* _STATED TASK_
Copy every line from the records below that holds the word "Remove".

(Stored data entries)
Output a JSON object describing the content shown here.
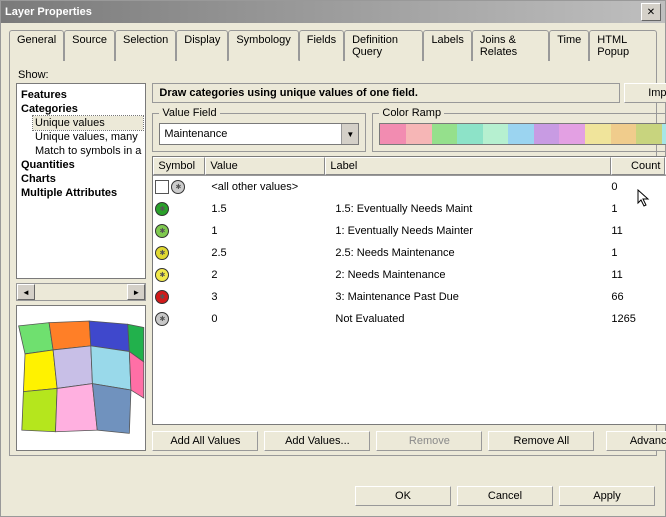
{
  "window": {
    "title": "Layer Properties"
  },
  "tabs": [
    "General",
    "Source",
    "Selection",
    "Display",
    "Symbology",
    "Fields",
    "Definition Query",
    "Labels",
    "Joins & Relates",
    "Time",
    "HTML Popup"
  ],
  "active_tab": "Symbology",
  "show_label": "Show:",
  "tree": {
    "features": "Features",
    "categories": "Categories",
    "cat_items": [
      "Unique values",
      "Unique values, many",
      "Match to symbols in a"
    ],
    "selected": "Unique values",
    "quantities": "Quantities",
    "charts": "Charts",
    "multiple": "Multiple Attributes"
  },
  "instruction": "Draw categories using unique values of one field.",
  "import_btn": "Import...",
  "value_field": {
    "legend": "Value Field",
    "value": "Maintenance"
  },
  "color_ramp": {
    "legend": "Color Ramp",
    "stops": [
      "#f28cb1",
      "#f6b6b6",
      "#95e08c",
      "#8de3c8",
      "#b6f0d0",
      "#9bd4f0",
      "#c89be3",
      "#e3a0e3",
      "#f0e49b",
      "#f0cc8c",
      "#c8d47e",
      "#a6e6e6"
    ]
  },
  "grid": {
    "headers": {
      "symbol": "Symbol",
      "value": "Value",
      "label": "Label",
      "count": "Count"
    },
    "all_other": {
      "value": "<all other values>",
      "label": "",
      "count": "0",
      "color": "#cccccc"
    },
    "rows": [
      {
        "value": "1.5",
        "label": "1.5: Eventually Needs Maint",
        "count": "1",
        "color": "#2aa02a"
      },
      {
        "value": "1",
        "label": "1: Eventually Needs Mainter",
        "count": "11",
        "color": "#7fc94f"
      },
      {
        "value": "2.5",
        "label": "2.5: Needs Maintenance",
        "count": "1",
        "color": "#e0d830"
      },
      {
        "value": "2",
        "label": "2: Needs Maintenance",
        "count": "11",
        "color": "#f0e84a"
      },
      {
        "value": "3",
        "label": "3: Maintenance Past Due",
        "count": "66",
        "color": "#d11a1a"
      },
      {
        "value": "0",
        "label": "Not Evaluated",
        "count": "1265",
        "color": "#c8c8c8"
      }
    ]
  },
  "buttons": {
    "add_all": "Add All Values",
    "add": "Add Values...",
    "remove": "Remove",
    "remove_all": "Remove All",
    "advanced": "Advanced"
  },
  "footer": {
    "ok": "OK",
    "cancel": "Cancel",
    "apply": "Apply"
  }
}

* _OUTPUT OF THE EXERCISE_
    "remove": "Remove",
    "remove_all": "Remove All",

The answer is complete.